*Written task*
Copy each line below that includes "screenshot".

== Records for processing ==

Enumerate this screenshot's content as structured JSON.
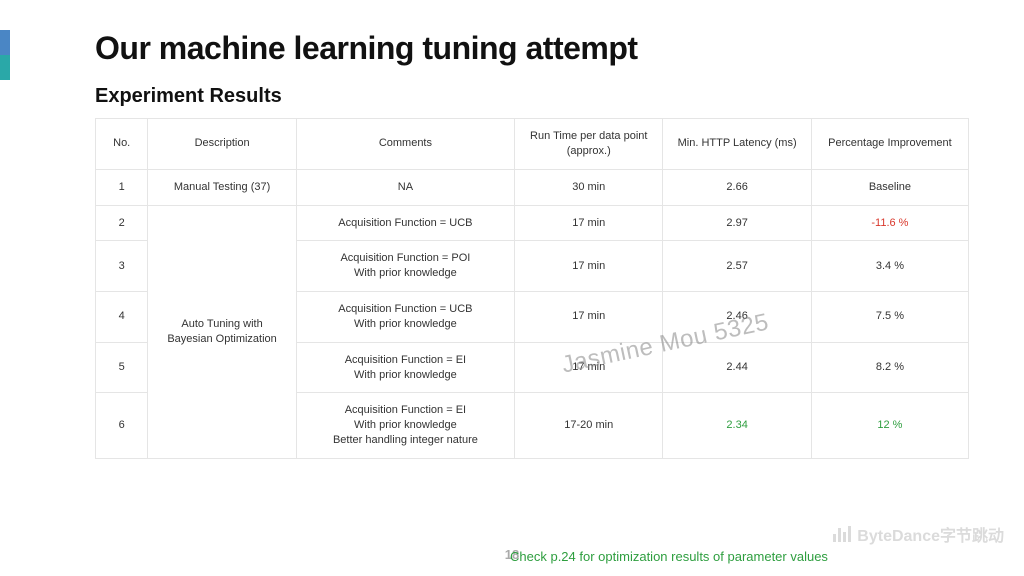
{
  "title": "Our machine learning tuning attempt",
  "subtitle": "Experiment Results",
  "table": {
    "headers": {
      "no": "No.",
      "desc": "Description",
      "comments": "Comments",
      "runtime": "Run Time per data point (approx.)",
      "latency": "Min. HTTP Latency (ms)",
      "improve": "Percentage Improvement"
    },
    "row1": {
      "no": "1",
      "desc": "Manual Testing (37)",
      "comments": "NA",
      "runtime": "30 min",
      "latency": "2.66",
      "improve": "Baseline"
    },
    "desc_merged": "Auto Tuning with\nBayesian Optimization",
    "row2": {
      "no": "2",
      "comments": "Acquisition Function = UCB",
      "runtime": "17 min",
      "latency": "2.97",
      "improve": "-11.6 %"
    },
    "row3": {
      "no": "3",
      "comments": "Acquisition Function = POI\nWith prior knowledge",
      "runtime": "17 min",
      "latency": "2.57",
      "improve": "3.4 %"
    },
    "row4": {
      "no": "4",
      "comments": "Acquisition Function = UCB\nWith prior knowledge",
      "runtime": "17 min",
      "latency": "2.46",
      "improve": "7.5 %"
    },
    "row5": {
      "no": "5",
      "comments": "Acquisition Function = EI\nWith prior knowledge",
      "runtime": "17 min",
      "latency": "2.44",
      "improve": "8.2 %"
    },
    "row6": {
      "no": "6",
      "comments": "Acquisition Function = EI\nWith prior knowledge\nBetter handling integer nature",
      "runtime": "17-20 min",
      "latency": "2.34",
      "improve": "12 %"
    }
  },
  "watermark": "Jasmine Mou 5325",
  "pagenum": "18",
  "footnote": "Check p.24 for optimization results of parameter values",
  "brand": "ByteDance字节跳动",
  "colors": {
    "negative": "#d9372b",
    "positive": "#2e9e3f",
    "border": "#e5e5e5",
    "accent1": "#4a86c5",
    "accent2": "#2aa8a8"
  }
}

===
== Records for processing ==

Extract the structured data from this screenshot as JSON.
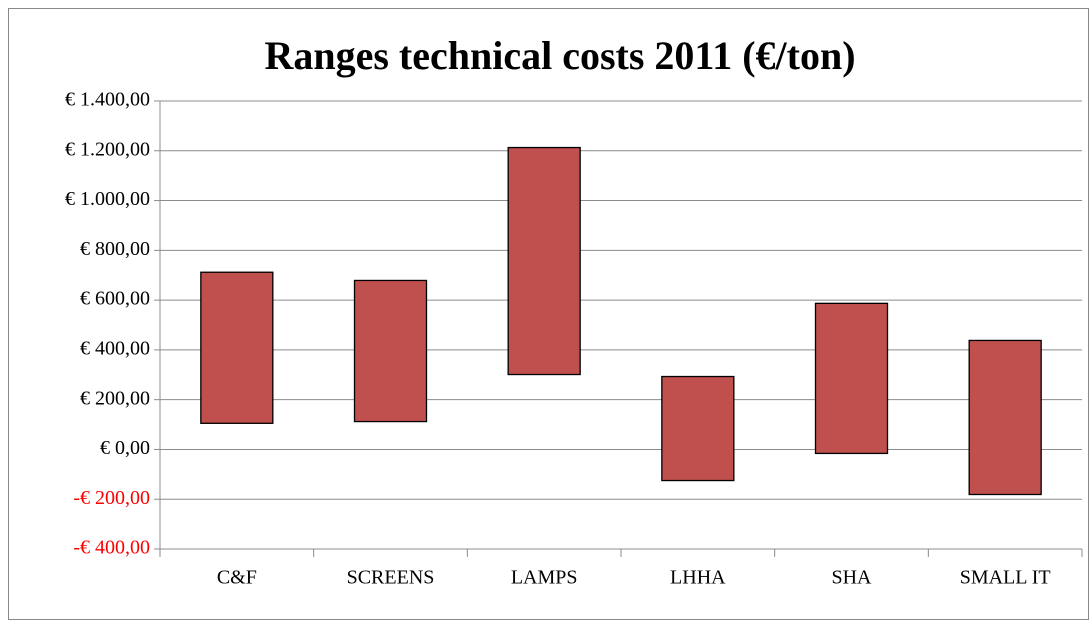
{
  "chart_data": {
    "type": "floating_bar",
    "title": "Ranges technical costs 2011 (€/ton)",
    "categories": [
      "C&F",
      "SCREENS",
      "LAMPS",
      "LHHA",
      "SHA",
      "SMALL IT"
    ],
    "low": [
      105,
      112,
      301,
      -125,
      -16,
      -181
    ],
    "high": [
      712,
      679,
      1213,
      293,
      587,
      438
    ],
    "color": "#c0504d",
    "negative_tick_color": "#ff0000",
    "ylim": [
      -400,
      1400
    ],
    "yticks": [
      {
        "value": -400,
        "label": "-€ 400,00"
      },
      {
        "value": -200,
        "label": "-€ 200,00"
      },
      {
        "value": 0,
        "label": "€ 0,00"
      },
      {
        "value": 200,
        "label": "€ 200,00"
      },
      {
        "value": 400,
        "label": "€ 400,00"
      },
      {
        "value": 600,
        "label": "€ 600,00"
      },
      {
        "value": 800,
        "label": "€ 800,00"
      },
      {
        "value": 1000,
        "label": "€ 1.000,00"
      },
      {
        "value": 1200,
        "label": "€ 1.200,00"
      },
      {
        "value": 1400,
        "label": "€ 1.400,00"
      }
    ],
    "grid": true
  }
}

===
== Records for processing ==

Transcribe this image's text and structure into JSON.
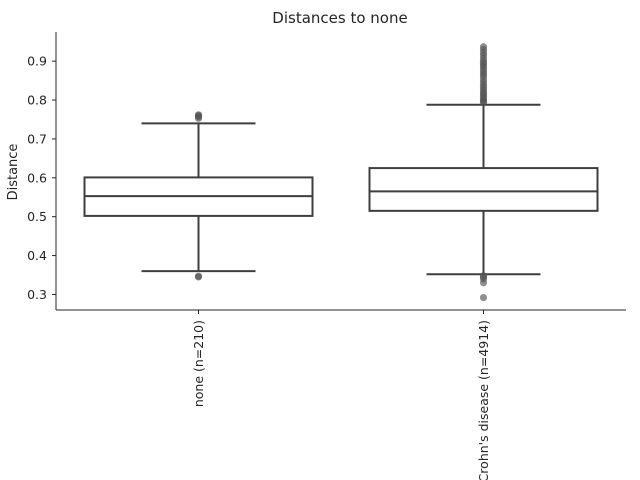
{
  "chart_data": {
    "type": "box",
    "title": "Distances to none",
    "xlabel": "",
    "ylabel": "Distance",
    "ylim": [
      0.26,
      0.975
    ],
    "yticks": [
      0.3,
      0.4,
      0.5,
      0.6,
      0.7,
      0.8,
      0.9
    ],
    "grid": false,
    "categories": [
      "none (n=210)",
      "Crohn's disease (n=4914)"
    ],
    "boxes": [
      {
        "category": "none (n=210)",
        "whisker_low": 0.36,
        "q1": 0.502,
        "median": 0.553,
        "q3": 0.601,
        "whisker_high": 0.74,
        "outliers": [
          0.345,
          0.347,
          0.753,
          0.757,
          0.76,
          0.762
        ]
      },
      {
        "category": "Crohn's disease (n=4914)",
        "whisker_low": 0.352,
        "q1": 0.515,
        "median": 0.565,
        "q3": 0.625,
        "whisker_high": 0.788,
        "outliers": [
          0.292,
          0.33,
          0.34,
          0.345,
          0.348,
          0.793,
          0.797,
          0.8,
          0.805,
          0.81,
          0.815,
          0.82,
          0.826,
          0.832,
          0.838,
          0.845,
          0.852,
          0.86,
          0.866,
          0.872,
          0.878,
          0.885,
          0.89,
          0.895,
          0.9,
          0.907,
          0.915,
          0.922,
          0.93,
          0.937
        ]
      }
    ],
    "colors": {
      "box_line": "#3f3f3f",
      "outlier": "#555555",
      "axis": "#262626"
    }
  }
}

===

*Response below*
Enumerate this screenshot's content as structured JSON.
Extract the structured data from this screenshot as JSON.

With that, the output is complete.